WORK REQUIRED: Leave out the pictures and copy everything else in the entries exactly.

++++++++++

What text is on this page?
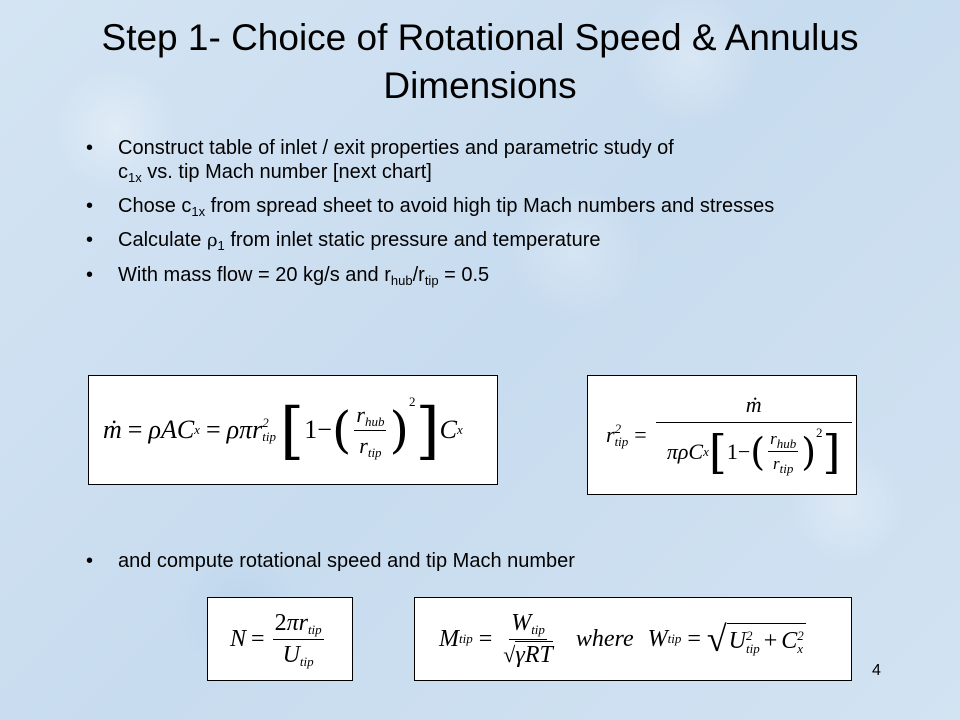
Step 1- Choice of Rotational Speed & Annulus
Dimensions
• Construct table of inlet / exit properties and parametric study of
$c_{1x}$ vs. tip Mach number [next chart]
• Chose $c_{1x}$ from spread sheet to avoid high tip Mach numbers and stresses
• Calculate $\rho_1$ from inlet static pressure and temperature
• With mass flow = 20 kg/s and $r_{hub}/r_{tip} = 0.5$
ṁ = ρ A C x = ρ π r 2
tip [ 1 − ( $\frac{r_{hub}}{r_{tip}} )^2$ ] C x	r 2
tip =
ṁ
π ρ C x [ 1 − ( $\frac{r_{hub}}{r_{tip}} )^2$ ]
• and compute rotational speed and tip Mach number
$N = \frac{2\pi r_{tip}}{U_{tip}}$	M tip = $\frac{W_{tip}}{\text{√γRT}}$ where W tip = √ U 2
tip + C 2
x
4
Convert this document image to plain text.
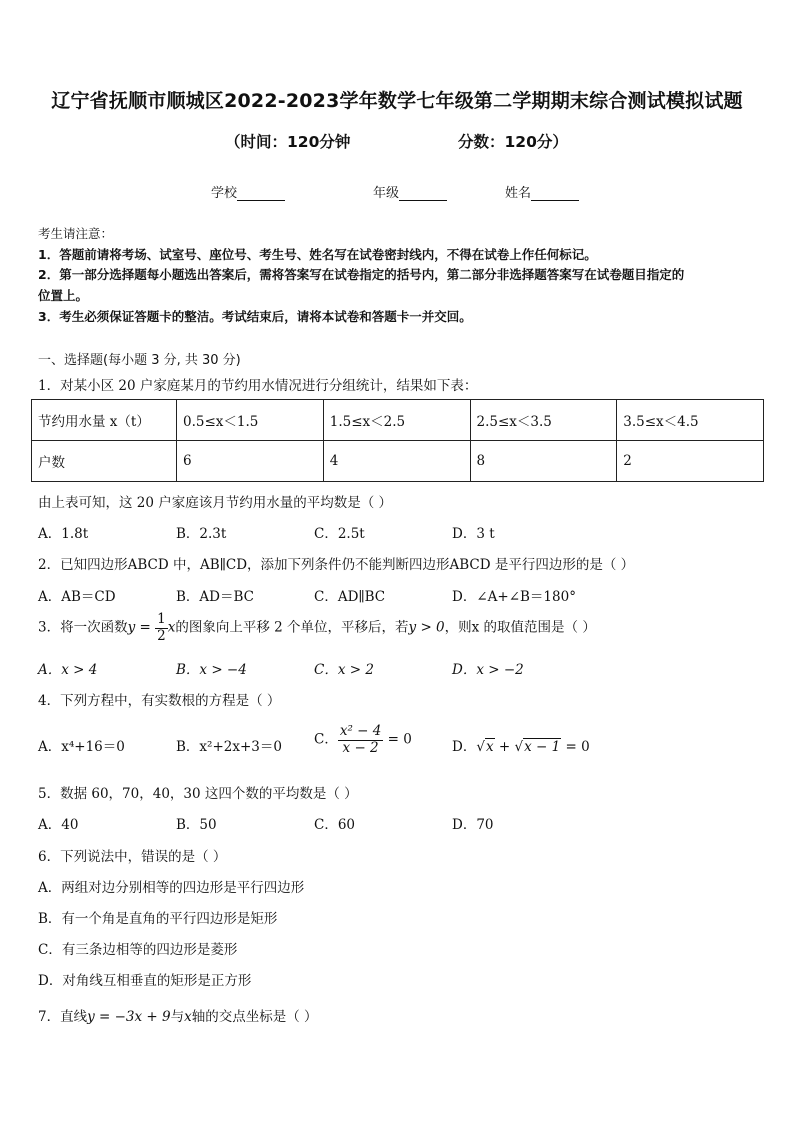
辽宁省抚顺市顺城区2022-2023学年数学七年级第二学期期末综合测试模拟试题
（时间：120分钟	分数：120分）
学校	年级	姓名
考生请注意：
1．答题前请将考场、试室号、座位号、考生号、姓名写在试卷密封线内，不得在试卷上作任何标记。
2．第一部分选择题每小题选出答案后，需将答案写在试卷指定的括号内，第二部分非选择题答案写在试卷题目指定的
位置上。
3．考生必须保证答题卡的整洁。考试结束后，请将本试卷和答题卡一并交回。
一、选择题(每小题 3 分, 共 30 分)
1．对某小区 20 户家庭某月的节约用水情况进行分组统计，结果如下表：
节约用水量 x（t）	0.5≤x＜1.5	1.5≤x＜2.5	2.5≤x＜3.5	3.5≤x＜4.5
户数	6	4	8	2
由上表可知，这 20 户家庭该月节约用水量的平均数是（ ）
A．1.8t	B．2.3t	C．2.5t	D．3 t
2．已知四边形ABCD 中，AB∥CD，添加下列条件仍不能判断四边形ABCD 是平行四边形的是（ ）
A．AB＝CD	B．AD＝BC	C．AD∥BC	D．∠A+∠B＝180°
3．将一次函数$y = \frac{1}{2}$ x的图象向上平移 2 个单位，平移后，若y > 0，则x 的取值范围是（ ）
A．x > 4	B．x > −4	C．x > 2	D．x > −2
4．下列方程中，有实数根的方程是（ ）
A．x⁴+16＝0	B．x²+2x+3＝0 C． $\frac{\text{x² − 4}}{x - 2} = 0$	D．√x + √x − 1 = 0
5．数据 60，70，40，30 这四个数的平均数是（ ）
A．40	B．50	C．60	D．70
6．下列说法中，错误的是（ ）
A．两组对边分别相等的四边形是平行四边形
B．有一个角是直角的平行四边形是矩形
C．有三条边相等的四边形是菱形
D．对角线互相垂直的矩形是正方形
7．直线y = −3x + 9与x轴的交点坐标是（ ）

++++++++++

SOLUTION BELOW:
What text is on this page?
Step 1- Choice of Rotational Speed & Annulus
Dimensions
• Construct table of inlet / exit properties and parametric study of
$c_{1x}$ vs. tip Mach number [next chart]
• Chose $c_{1x}$ from spread sheet to avoid high tip Mach numbers and stresses
• Calculate $\rho_1$ from inlet static pressure and temperature
• With mass flow = 20 kg/s and $r_{hub}/r_{tip} = 0.5$
ṁ = ρ A C x = ρ π r 2
tip [ 1 − ( $\frac{r_{hub}}{r_{tip}} )^2$ ] C x	r 2
tip =
ṁ
π ρ C x [ 1 − ( $\frac{r_{hub}}{r_{tip}} )^2$ ]
• and compute rotational speed and tip Mach number
$N = \frac{2\pi r_{tip}}{U_{tip}}$	M tip = $\frac{W_{tip}}{\text{√γRT}}$ where W tip = √ U 2
tip + C 2
x
4
Convert this document image to plain text.
辽宁省抚顺市顺城区2022-2023学年数学七年级第二学期期末综合测试模拟试题
（时间：120分钟	分数：120分）
学校	年级	姓名
考生请注意：
1．答题前请将考场、试室号、座位号、考生号、姓名写在试卷密封线内，不得在试卷上作任何标记。
2．第一部分选择题每小题选出答案后，需将答案写在试卷指定的括号内，第二部分非选择题答案写在试卷题目指定的
位置上。
3．考生必须保证答题卡的整洁。考试结束后，请将本试卷和答题卡一并交回。
一、选择题(每小题 3 分, 共 30 分)
1．对某小区 20 户家庭某月的节约用水情况进行分组统计，结果如下表：
节约用水量 x（t）	0.5≤x＜1.5	1.5≤x＜2.5	2.5≤x＜3.5	3.5≤x＜4.5
户数	6	4	8	2
由上表可知，这 20 户家庭该月节约用水量的平均数是（ ）
A．1.8t	B．2.3t	C．2.5t	D．3 t
2．已知四边形ABCD 中，AB∥CD，添加下列条件仍不能判断四边形ABCD 是平行四边形的是（ ）
A．AB＝CD	B．AD＝BC	C．AD∥BC	D．∠A+∠B＝180°
3．将一次函数$y = \frac{1}{2}$ x的图象向上平移 2 个单位，平移后，若y > 0，则x 的取值范围是（ ）
A．x > 4	B．x > −4	C．x > 2	D．x > −2
4．下列方程中，有实数根的方程是（ ）
A．x⁴+16＝0	B．x²+2x+3＝0 C． $\frac{\text{x² − 4}}{x - 2} = 0$	D．√x + √x − 1 = 0
5．数据 60，70，40，30 这四个数的平均数是（ ）
A．40	B．50	C．60	D．70
6．下列说法中，错误的是（ ）
A．两组对边分别相等的四边形是平行四边形
B．有一个角是直角的平行四边形是矩形
C．有三条边相等的四边形是菱形
D．对角线互相垂直的矩形是正方形
7．直线y = −3x + 9与x轴的交点坐标是（ ）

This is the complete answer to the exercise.